Material provided →
# # # # #

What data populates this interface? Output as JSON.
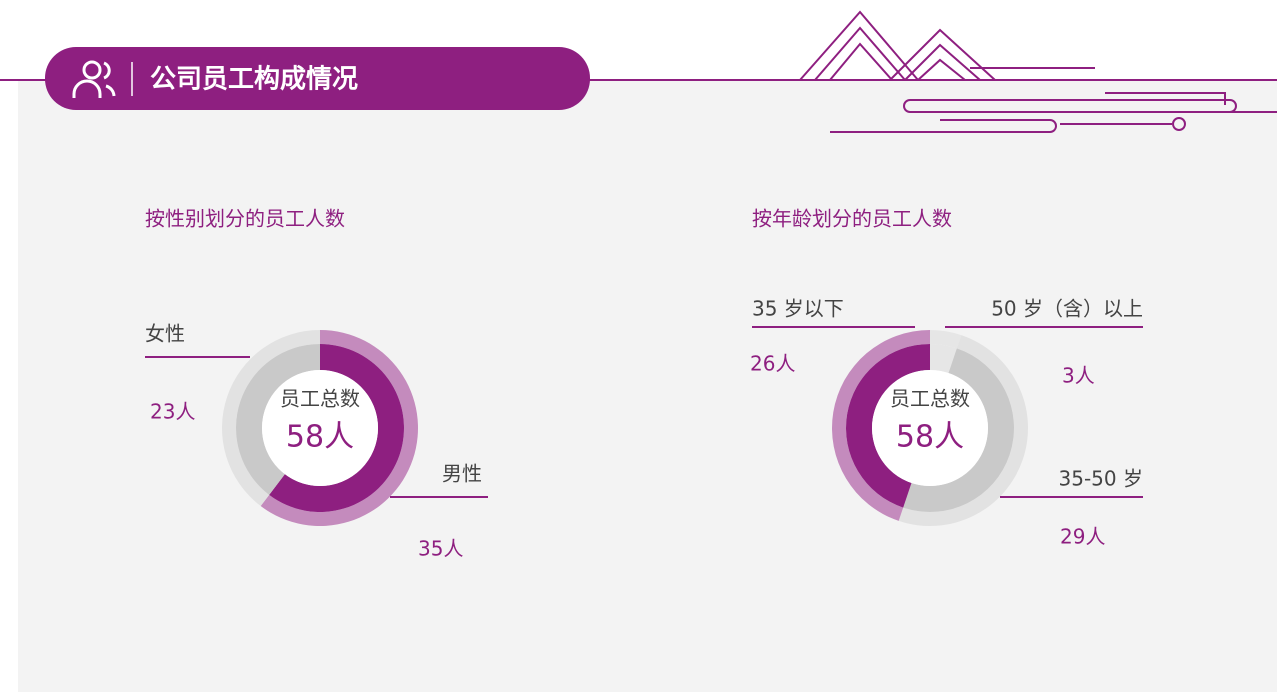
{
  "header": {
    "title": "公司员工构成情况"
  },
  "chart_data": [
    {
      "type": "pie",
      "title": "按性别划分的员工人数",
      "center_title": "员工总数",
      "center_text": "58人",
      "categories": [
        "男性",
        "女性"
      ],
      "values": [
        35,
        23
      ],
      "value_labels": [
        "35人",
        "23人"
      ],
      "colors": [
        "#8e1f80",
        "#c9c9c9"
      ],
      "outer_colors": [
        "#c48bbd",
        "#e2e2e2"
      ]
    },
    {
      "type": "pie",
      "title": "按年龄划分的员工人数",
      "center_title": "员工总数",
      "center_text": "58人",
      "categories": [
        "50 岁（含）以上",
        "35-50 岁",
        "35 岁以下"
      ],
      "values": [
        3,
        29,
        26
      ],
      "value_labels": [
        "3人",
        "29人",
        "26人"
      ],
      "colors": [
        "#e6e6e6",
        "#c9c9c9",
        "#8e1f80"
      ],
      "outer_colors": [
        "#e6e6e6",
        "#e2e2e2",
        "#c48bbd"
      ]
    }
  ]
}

# # # # #

Given request →
Apart from the pictures, the entries above are to be repeated in full and exactly.

Solution to this exercise →
What data populates this interface? Output as JSON.
{
  "header": {
    "title": "公司员工构成情况"
  },
  "chart_data": [
    {
      "type": "pie",
      "title": "按性别划分的员工人数",
      "center_title": "员工总数",
      "center_text": "58人",
      "categories": [
        "男性",
        "女性"
      ],
      "values": [
        35,
        23
      ],
      "value_labels": [
        "35人",
        "23人"
      ],
      "colors": [
        "#8e1f80",
        "#c9c9c9"
      ],
      "outer_colors": [
        "#c48bbd",
        "#e2e2e2"
      ]
    },
    {
      "type": "pie",
      "title": "按年龄划分的员工人数",
      "center_title": "员工总数",
      "center_text": "58人",
      "categories": [
        "50 岁（含）以上",
        "35-50 岁",
        "35 岁以下"
      ],
      "values": [
        3,
        29,
        26
      ],
      "value_labels": [
        "3人",
        "29人",
        "26人"
      ],
      "colors": [
        "#e6e6e6",
        "#c9c9c9",
        "#8e1f80"
      ],
      "outer_colors": [
        "#e6e6e6",
        "#e2e2e2",
        "#c48bbd"
      ]
    }
  ]
}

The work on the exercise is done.